Stored records

=======

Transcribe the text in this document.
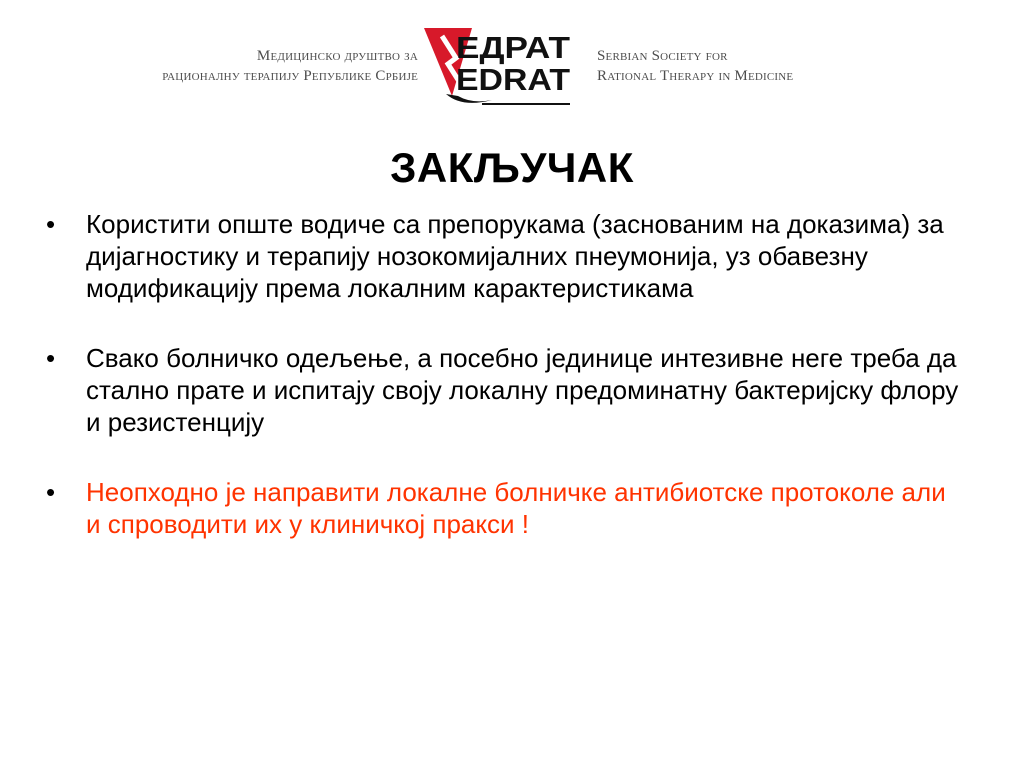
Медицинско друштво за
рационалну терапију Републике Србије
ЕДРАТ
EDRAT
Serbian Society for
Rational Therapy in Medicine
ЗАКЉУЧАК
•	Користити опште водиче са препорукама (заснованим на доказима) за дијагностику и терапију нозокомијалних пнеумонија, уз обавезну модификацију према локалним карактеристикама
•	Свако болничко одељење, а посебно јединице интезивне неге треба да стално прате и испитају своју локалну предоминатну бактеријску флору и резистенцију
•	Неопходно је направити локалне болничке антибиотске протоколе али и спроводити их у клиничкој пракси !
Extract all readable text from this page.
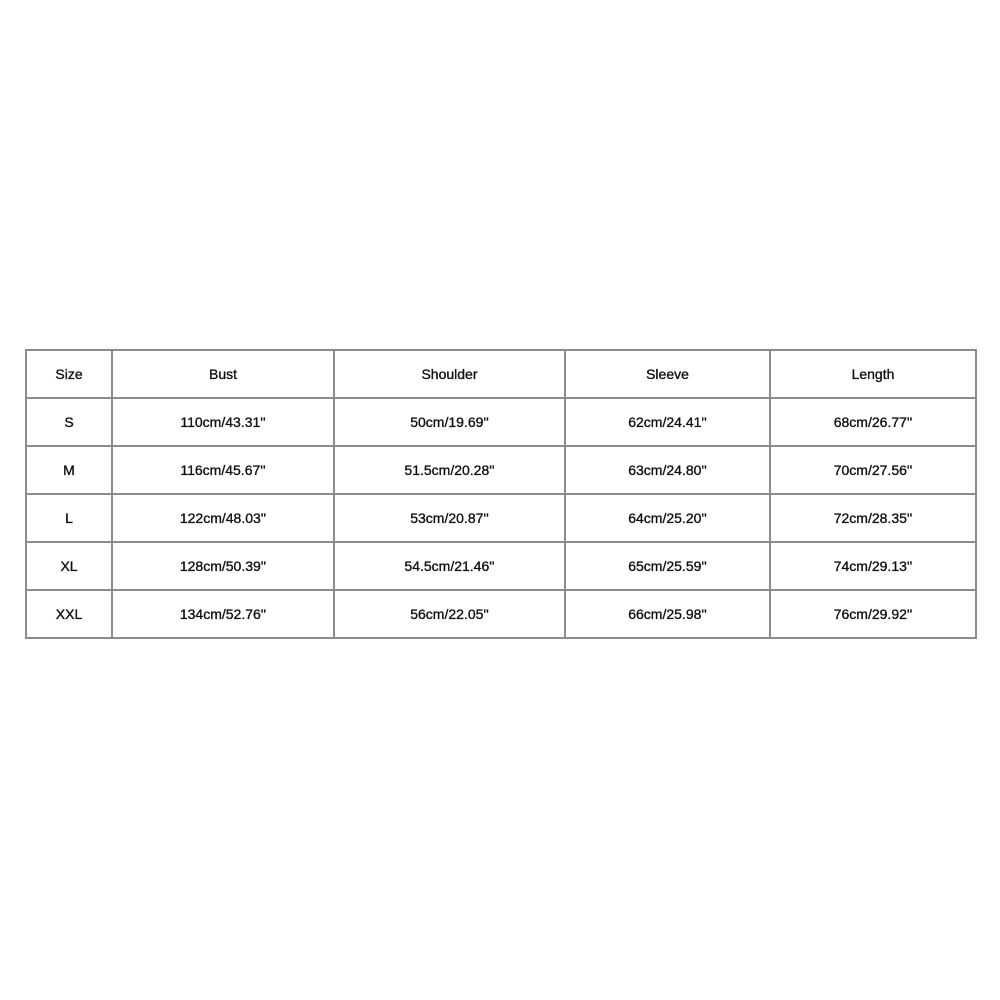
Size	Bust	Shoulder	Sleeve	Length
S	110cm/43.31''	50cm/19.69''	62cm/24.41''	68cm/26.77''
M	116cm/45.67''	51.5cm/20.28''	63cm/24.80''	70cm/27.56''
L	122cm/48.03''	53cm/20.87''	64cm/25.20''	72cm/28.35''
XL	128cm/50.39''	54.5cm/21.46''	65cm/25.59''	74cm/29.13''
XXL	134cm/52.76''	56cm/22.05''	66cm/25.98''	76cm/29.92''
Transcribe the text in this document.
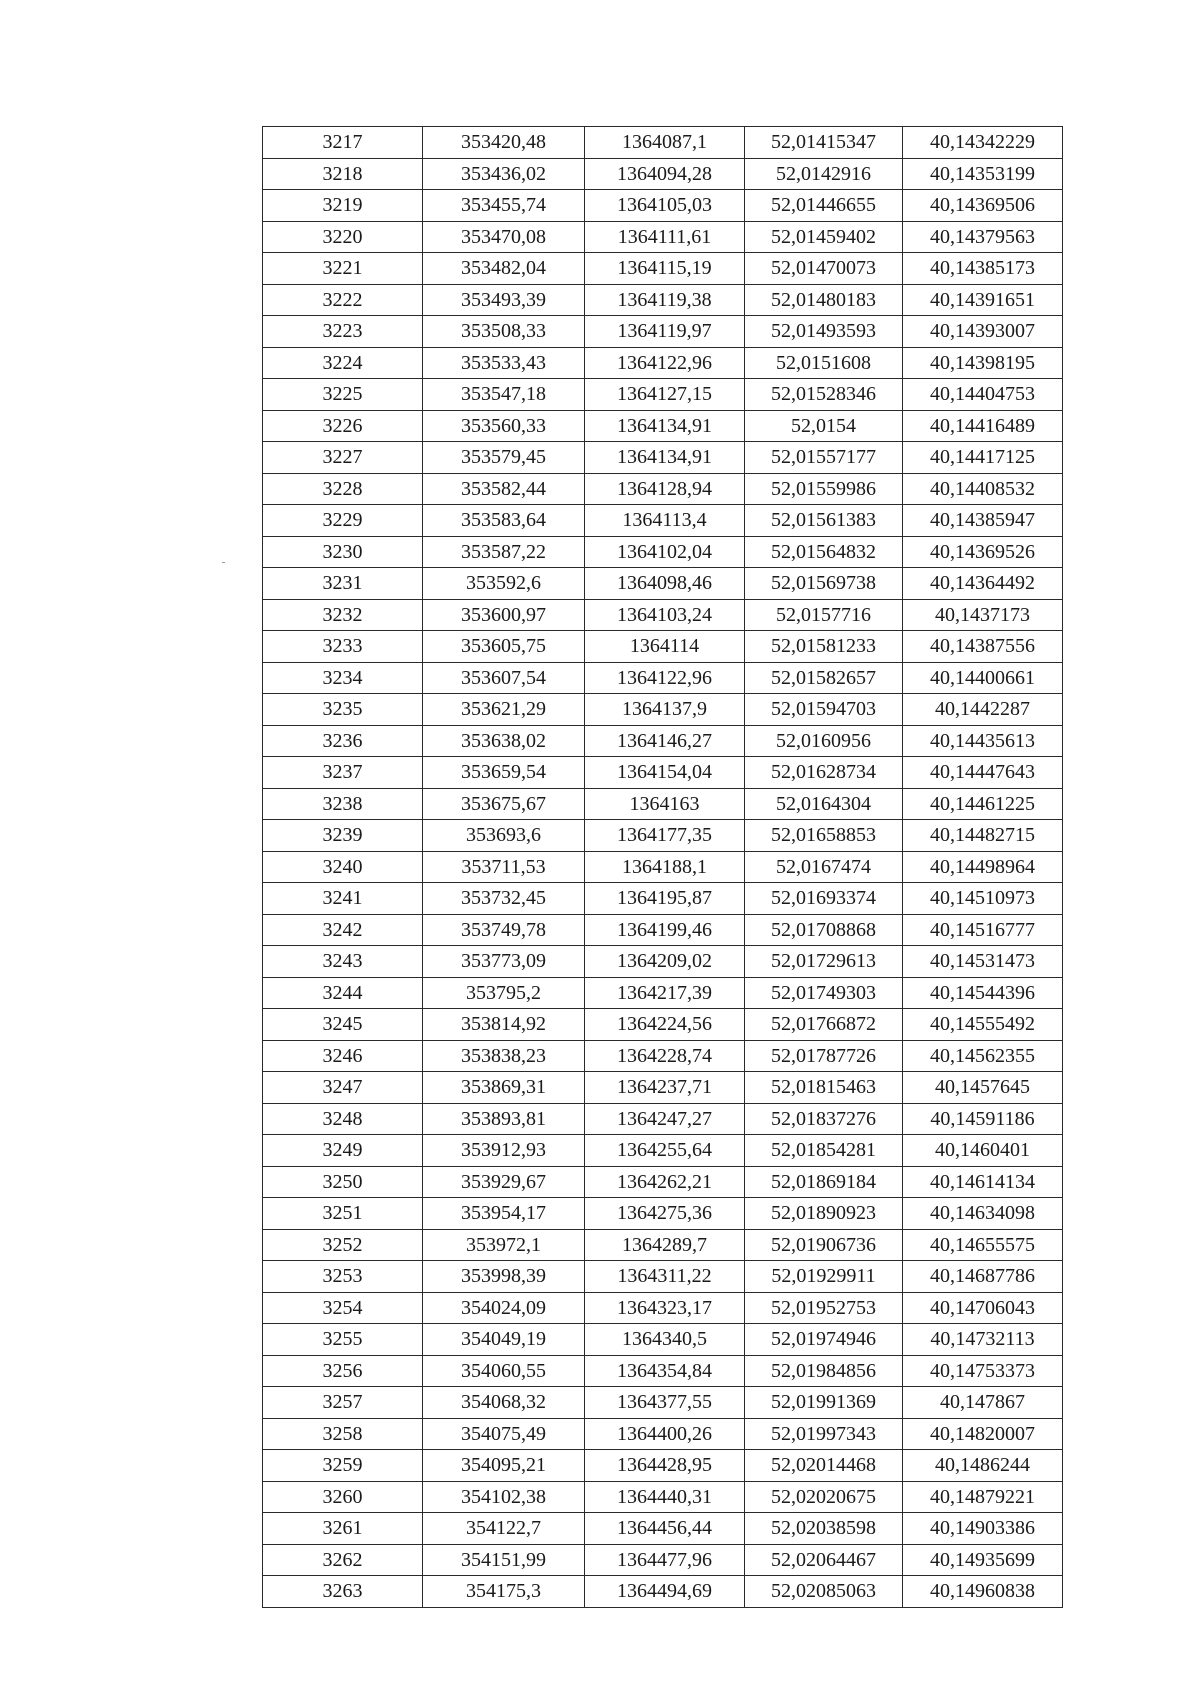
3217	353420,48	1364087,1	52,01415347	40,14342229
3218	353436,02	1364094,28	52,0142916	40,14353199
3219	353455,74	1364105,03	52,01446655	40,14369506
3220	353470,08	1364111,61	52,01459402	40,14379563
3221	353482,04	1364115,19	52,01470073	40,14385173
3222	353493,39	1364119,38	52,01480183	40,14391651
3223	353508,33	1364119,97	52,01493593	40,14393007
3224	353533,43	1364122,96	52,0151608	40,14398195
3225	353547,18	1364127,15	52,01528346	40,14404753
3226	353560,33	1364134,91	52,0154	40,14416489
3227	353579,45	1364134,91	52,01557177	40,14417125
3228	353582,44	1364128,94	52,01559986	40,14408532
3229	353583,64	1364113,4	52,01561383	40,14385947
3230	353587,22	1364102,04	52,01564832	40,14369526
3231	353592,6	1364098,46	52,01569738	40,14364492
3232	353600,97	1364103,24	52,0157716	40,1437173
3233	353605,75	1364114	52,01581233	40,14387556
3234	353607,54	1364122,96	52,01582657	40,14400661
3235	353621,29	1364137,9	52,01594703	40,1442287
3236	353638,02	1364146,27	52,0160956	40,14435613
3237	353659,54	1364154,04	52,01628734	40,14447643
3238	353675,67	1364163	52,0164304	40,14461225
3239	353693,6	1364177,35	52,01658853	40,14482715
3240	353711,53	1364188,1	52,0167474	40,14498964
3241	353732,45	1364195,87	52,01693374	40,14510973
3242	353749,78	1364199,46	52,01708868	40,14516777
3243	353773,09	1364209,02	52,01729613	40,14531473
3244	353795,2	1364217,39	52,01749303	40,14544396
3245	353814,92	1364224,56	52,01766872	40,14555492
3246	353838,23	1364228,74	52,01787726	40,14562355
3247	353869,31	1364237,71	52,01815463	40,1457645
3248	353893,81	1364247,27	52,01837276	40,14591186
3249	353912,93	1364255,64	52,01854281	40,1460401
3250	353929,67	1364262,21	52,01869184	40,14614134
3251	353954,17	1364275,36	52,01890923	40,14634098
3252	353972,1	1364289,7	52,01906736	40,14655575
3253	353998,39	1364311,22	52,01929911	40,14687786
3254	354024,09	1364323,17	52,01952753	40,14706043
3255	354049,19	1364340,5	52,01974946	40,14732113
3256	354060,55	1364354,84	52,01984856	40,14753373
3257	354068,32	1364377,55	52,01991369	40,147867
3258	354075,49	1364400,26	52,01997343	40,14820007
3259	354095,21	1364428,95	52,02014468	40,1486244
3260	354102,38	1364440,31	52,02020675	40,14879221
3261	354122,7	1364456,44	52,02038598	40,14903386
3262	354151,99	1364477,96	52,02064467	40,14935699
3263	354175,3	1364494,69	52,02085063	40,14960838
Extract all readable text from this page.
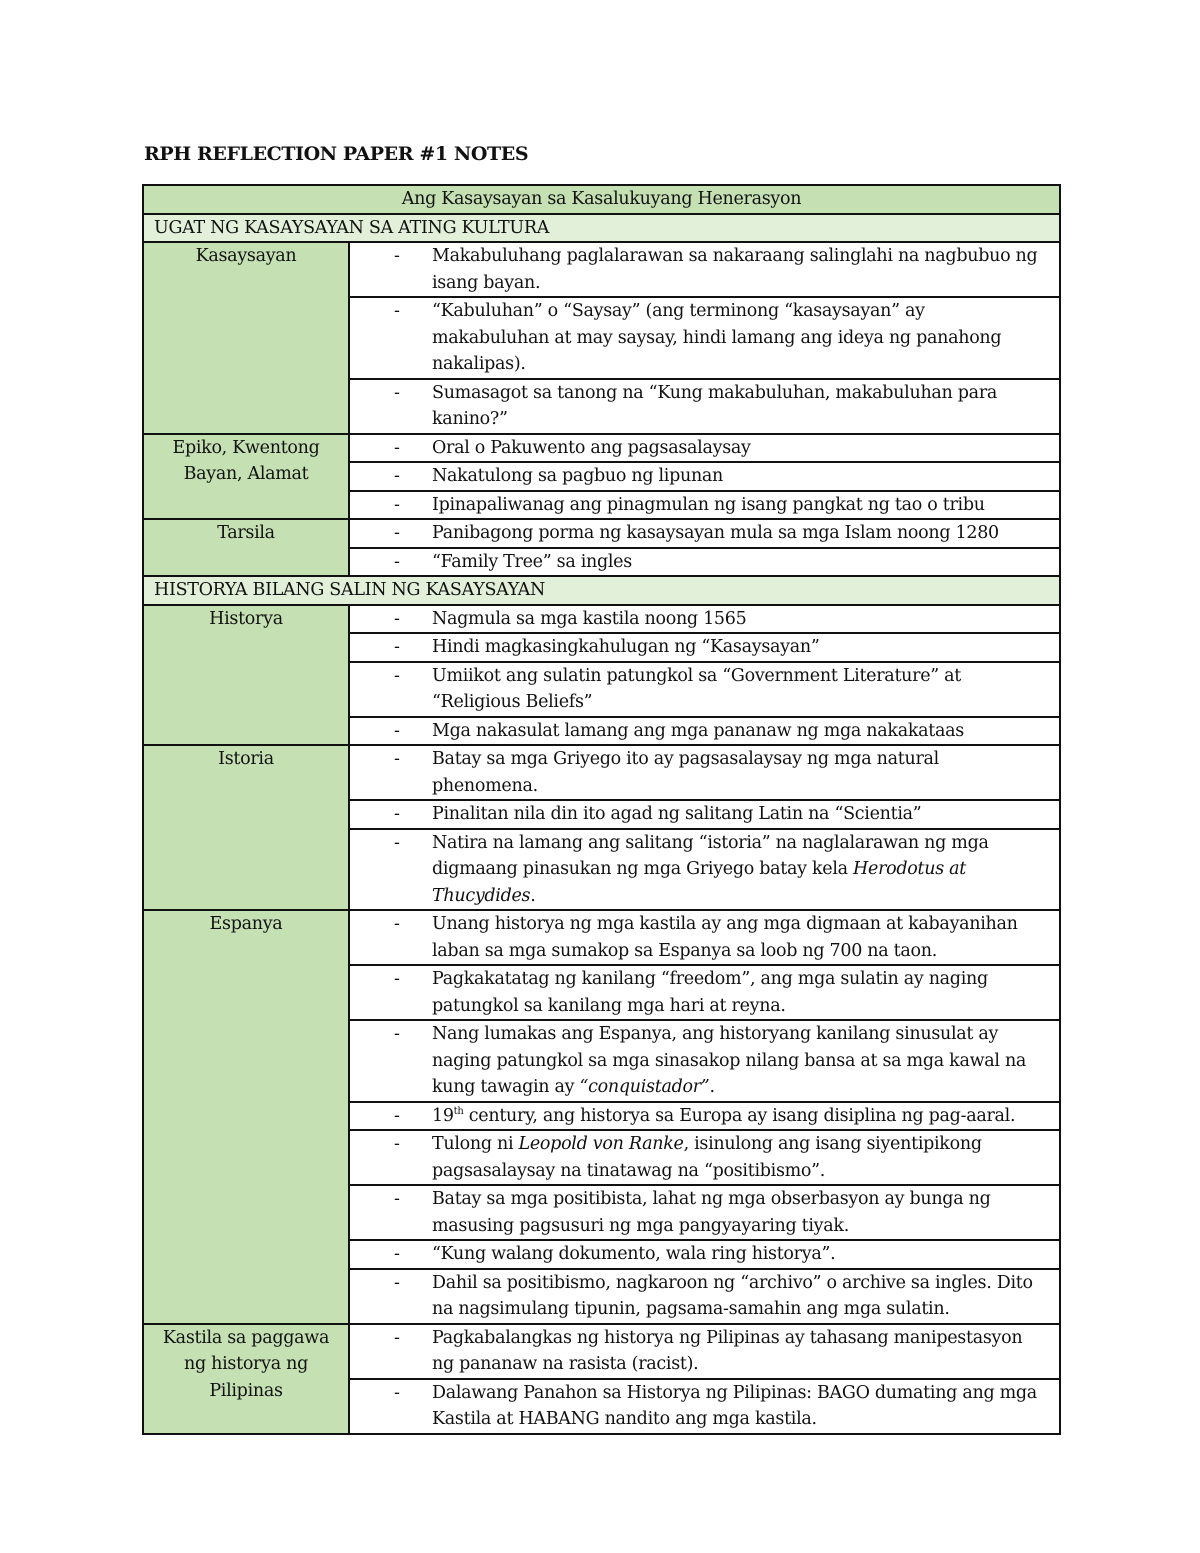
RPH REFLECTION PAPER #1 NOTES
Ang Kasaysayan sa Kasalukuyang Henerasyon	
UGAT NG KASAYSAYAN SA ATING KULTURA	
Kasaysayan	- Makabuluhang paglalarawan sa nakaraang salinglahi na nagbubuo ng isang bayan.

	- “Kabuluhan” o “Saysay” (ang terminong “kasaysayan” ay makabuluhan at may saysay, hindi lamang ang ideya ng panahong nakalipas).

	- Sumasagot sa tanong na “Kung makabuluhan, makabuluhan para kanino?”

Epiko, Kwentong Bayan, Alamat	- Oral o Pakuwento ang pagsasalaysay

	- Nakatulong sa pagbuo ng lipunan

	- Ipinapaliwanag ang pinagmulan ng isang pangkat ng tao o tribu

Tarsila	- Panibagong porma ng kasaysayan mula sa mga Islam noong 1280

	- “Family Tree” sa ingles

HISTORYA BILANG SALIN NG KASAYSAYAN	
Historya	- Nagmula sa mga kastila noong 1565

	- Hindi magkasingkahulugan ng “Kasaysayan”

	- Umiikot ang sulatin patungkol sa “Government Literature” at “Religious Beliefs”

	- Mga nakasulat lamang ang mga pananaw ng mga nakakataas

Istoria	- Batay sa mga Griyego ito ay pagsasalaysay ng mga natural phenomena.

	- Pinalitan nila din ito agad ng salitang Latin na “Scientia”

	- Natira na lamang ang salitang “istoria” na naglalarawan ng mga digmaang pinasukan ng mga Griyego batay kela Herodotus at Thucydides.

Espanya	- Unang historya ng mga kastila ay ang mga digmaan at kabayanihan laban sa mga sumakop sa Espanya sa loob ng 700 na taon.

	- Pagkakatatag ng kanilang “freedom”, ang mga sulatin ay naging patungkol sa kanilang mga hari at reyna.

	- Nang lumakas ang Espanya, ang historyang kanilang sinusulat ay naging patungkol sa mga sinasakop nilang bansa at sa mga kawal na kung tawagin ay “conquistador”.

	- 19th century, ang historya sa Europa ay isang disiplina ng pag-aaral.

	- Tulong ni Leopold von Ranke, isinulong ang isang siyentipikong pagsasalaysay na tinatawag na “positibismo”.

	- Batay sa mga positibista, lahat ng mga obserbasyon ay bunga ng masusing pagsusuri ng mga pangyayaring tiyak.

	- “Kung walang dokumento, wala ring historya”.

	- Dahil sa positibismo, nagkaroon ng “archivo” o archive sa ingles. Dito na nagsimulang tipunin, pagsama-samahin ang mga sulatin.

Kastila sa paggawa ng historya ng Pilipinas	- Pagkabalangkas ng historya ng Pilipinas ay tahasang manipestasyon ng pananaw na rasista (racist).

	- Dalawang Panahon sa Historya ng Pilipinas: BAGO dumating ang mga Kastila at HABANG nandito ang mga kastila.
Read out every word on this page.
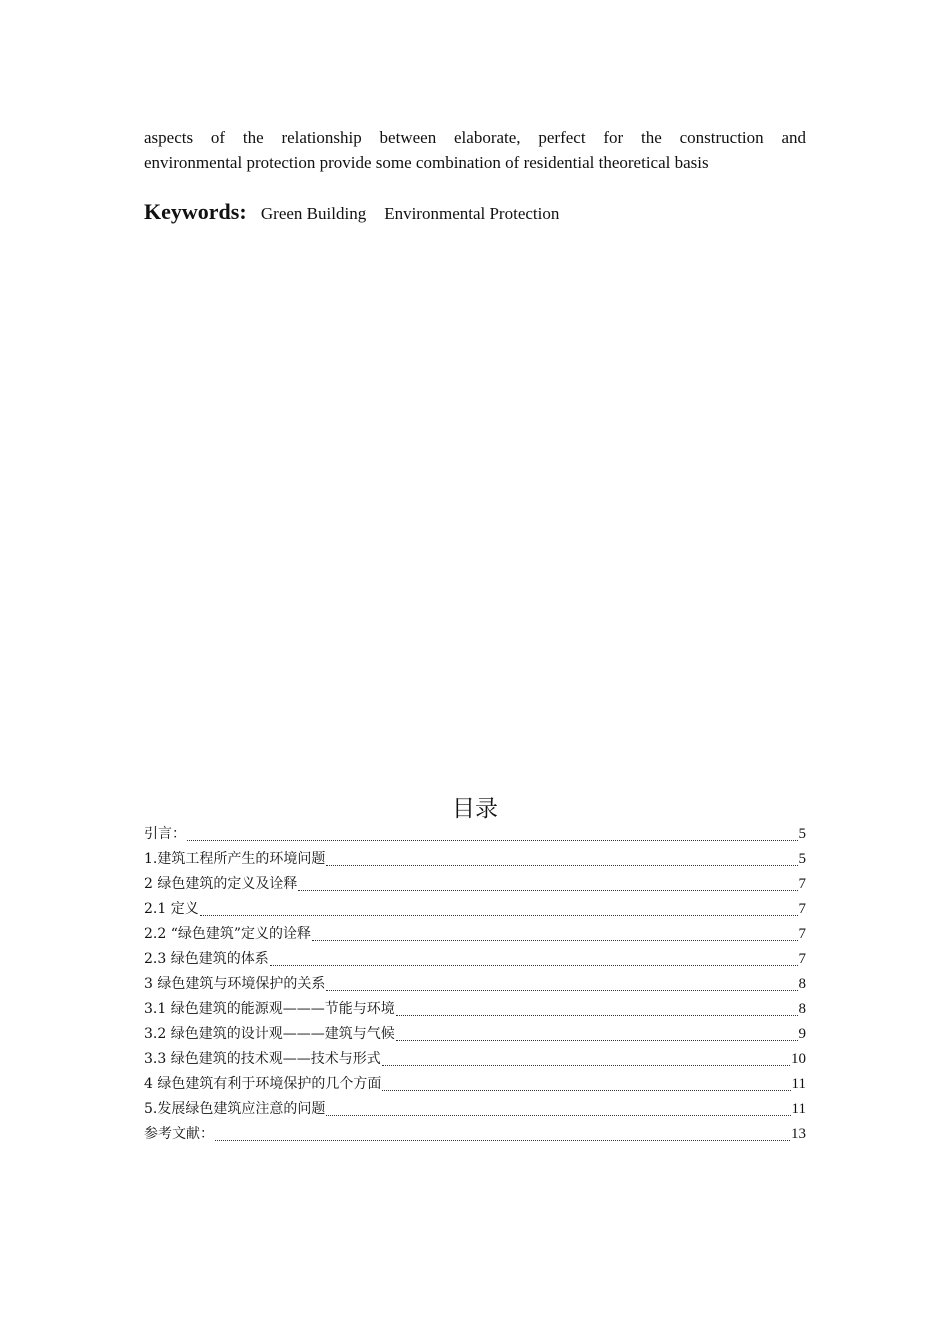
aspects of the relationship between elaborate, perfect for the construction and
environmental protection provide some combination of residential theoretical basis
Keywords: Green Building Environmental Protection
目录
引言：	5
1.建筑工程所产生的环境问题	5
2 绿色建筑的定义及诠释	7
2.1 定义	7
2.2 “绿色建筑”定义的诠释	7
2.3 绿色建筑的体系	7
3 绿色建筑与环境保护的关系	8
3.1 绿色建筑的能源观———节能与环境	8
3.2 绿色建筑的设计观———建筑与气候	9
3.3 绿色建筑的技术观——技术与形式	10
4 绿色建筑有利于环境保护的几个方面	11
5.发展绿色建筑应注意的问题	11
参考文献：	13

=======

Stated goal. Extract the run of lines from the line holding "Read out every word on this page." through the final line of the material above, exactly and inclusively. Leave the pictures behind.

Correct answer.
Read out every word on this page.
aspects of the relationship between elaborate, perfect for the construction and
environmental protection provide some combination of residential theoretical basis
Keywords: Green Building Environmental Protection
目录
引言：	5
1.建筑工程所产生的环境问题	5
2 绿色建筑的定义及诠释	7
2.1 定义	7
2.2 “绿色建筑”定义的诠释	7
2.3 绿色建筑的体系	7
3 绿色建筑与环境保护的关系	8
3.1 绿色建筑的能源观———节能与环境	8
3.2 绿色建筑的设计观———建筑与气候	9
3.3 绿色建筑的技术观——技术与形式	10
4 绿色建筑有利于环境保护的几个方面	11
5.发展绿色建筑应注意的问题	11
参考文献：	13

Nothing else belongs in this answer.